WHAT YOU NEED TO DO:
Copy out all the entries word for word.

* BEGIN INFORMATION SHOWN *

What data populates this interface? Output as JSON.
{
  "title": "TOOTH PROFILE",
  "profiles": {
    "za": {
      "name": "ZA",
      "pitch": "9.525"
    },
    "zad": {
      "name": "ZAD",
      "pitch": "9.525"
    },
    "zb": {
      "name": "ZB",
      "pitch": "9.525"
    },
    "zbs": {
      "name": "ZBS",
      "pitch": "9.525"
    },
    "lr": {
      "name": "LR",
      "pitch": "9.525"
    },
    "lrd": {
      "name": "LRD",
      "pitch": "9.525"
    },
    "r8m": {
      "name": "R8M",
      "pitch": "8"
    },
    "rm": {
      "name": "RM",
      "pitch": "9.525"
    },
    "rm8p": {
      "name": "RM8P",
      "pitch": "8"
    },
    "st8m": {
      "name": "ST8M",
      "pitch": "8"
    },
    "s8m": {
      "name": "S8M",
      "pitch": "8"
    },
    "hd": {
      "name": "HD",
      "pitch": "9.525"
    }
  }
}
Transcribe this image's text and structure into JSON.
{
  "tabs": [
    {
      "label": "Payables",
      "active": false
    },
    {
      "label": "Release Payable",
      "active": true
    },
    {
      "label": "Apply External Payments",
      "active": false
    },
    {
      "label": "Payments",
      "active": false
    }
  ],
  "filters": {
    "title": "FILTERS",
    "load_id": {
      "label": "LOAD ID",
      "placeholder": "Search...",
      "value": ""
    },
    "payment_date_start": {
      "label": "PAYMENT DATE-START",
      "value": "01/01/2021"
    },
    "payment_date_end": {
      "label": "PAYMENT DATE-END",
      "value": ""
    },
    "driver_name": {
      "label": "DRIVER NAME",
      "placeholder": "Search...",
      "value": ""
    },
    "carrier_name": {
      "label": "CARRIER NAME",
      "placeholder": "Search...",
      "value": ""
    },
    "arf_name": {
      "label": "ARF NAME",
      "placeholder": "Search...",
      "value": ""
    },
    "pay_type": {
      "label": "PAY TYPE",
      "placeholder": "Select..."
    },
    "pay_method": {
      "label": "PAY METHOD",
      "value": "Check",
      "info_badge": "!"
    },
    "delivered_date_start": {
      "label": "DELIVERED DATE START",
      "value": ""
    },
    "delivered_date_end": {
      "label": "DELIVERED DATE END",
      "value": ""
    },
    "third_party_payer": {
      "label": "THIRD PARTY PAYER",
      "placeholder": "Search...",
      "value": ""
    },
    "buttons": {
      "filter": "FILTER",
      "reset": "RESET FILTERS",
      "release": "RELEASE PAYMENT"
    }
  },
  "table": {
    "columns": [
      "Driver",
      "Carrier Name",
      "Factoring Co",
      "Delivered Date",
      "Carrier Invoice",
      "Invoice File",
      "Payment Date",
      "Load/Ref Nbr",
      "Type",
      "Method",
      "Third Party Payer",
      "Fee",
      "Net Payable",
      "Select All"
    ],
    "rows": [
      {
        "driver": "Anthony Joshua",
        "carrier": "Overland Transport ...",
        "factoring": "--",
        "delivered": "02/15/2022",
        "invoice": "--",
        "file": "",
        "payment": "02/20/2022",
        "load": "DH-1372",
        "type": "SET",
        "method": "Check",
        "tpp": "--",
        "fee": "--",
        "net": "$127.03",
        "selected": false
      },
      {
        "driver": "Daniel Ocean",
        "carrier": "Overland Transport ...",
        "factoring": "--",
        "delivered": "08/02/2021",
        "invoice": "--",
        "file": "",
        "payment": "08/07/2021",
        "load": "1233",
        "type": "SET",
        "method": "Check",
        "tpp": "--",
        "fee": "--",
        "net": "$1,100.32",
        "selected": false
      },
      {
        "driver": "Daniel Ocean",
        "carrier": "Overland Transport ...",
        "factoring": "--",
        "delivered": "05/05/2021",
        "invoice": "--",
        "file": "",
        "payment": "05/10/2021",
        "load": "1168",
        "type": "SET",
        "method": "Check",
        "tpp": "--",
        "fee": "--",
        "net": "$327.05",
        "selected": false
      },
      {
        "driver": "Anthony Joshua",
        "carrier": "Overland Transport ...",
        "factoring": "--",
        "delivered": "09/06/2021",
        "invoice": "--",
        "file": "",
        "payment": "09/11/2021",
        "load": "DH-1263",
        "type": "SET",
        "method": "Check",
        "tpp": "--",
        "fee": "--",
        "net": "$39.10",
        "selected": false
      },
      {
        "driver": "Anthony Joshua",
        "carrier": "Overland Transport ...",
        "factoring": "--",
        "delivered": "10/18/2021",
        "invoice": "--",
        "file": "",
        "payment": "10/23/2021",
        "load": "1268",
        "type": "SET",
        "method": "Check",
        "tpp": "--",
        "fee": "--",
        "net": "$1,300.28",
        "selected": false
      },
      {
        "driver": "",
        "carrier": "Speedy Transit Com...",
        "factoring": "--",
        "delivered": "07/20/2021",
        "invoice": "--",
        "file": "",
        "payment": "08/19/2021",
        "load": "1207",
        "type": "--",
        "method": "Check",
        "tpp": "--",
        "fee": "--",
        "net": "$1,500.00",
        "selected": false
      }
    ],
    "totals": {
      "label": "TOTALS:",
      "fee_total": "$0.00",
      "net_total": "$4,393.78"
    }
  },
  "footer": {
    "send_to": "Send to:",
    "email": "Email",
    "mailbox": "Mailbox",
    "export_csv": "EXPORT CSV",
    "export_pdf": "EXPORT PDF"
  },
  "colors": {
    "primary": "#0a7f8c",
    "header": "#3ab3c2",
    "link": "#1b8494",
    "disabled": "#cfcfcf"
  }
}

* END INFORMATION SHOWN *

WORKED ANSWER:
What data populates this interface? Output as JSON.
{
  "title": "TOOTH PROFILE",
  "profiles": {
    "za": {
      "name": "ZA",
      "pitch": "9.525"
    },
    "zad": {
      "name": "ZAD",
      "pitch": "9.525"
    },
    "zb": {
      "name": "ZB",
      "pitch": "9.525"
    },
    "zbs": {
      "name": "ZBS",
      "pitch": "9.525"
    },
    "lr": {
      "name": "LR",
      "pitch": "9.525"
    },
    "lrd": {
      "name": "LRD",
      "pitch": "9.525"
    },
    "r8m": {
      "name": "R8M",
      "pitch": "8"
    },
    "rm": {
      "name": "RM",
      "pitch": "9.525"
    },
    "rm8p": {
      "name": "RM8P",
      "pitch": "8"
    },
    "st8m": {
      "name": "ST8M",
      "pitch": "8"
    },
    "s8m": {
      "name": "S8M",
      "pitch": "8"
    },
    "hd": {
      "name": "HD",
      "pitch": "9.525"
    }
  }
}
Transcribe this image's text and structure into JSON.
{
  "tabs": [
    {
      "label": "Payables",
      "active": false
    },
    {
      "label": "Release Payable",
      "active": true
    },
    {
      "label": "Apply External Payments",
      "active": false
    },
    {
      "label": "Payments",
      "active": false
    }
  ],
  "filters": {
    "title": "FILTERS",
    "load_id": {
      "label": "LOAD ID",
      "placeholder": "Search...",
      "value": ""
    },
    "payment_date_start": {
      "label": "PAYMENT DATE-START",
      "value": "01/01/2021"
    },
    "payment_date_end": {
      "label": "PAYMENT DATE-END",
      "value": ""
    },
    "driver_name": {
      "label": "DRIVER NAME",
      "placeholder": "Search...",
      "value": ""
    },
    "carrier_name": {
      "label": "CARRIER NAME",
      "placeholder": "Search...",
      "value": ""
    },
    "arf_name": {
      "label": "ARF NAME",
      "placeholder": "Search...",
      "value": ""
    },
    "pay_type": {
      "label": "PAY TYPE",
      "placeholder": "Select..."
    },
    "pay_method": {
      "label": "PAY METHOD",
      "value": "Check",
      "info_badge": "!"
    },
    "delivered_date_start": {
      "label": "DELIVERED DATE START",
      "value": ""
    },
    "delivered_date_end": {
      "label": "DELIVERED DATE END",
      "value": ""
    },
    "third_party_payer": {
      "label": "THIRD PARTY PAYER",
      "placeholder": "Search...",
      "value": ""
    },
    "buttons": {
      "filter": "FILTER",
      "reset": "RESET FILTERS",
      "release": "RELEASE PAYMENT"
    }
  },
  "table": {
    "columns": [
      "Driver",
      "Carrier Name",
      "Factoring Co",
      "Delivered Date",
      "Carrier Invoice",
      "Invoice File",
      "Payment Date",
      "Load/Ref Nbr",
      "Type",
      "Method",
      "Third Party Payer",
      "Fee",
      "Net Payable",
      "Select All"
    ],
    "rows": [
      {
        "driver": "Anthony Joshua",
        "carrier": "Overland Transport ...",
        "factoring": "--",
        "delivered": "02/15/2022",
        "invoice": "--",
        "file": "",
        "payment": "02/20/2022",
        "load": "DH-1372",
        "type": "SET",
        "method": "Check",
        "tpp": "--",
        "fee": "--",
        "net": "$127.03",
        "selected": false
      },
      {
        "driver": "Daniel Ocean",
        "carrier": "Overland Transport ...",
        "factoring": "--",
        "delivered": "08/02/2021",
        "invoice": "--",
        "file": "",
        "payment": "08/07/2021",
        "load": "1233",
        "type": "SET",
        "method": "Check",
        "tpp": "--",
        "fee": "--",
        "net": "$1,100.32",
        "selected": false
      },
      {
        "driver": "Daniel Ocean",
        "carrier": "Overland Transport ...",
        "factoring": "--",
        "delivered": "05/05/2021",
        "invoice": "--",
        "file": "",
        "payment": "05/10/2021",
        "load": "1168",
        "type": "SET",
        "method": "Check",
        "tpp": "--",
        "fee": "--",
        "net": "$327.05",
        "selected": false
      },
      {
        "driver": "Anthony Joshua",
        "carrier": "Overland Transport ...",
        "factoring": "--",
        "delivered": "09/06/2021",
        "invoice": "--",
        "file": "",
        "payment": "09/11/2021",
        "load": "DH-1263",
        "type": "SET",
        "method": "Check",
        "tpp": "--",
        "fee": "--",
        "net": "$39.10",
        "selected": false
      },
      {
        "driver": "Anthony Joshua",
        "carrier": "Overland Transport ...",
        "factoring": "--",
        "delivered": "10/18/2021",
        "invoice": "--",
        "file": "",
        "payment": "10/23/2021",
        "load": "1268",
        "type": "SET",
        "method": "Check",
        "tpp": "--",
        "fee": "--",
        "net": "$1,300.28",
        "selected": false
      },
      {
        "driver": "",
        "carrier": "Speedy Transit Com...",
        "factoring": "--",
        "delivered": "07/20/2021",
        "invoice": "--",
        "file": "",
        "payment": "08/19/2021",
        "load": "1207",
        "type": "--",
        "method": "Check",
        "tpp": "--",
        "fee": "--",
        "net": "$1,500.00",
        "selected": false
      }
    ],
    "totals": {
      "label": "TOTALS:",
      "fee_total": "$0.00",
      "net_total": "$4,393.78"
    }
  },
  "footer": {
    "send_to": "Send to:",
    "email": "Email",
    "mailbox": "Mailbox",
    "export_csv": "EXPORT CSV",
    "export_pdf": "EXPORT PDF"
  },
  "colors": {
    "primary": "#0a7f8c",
    "header": "#3ab3c2",
    "link": "#1b8494",
    "disabled": "#cfcfcf"
  }
}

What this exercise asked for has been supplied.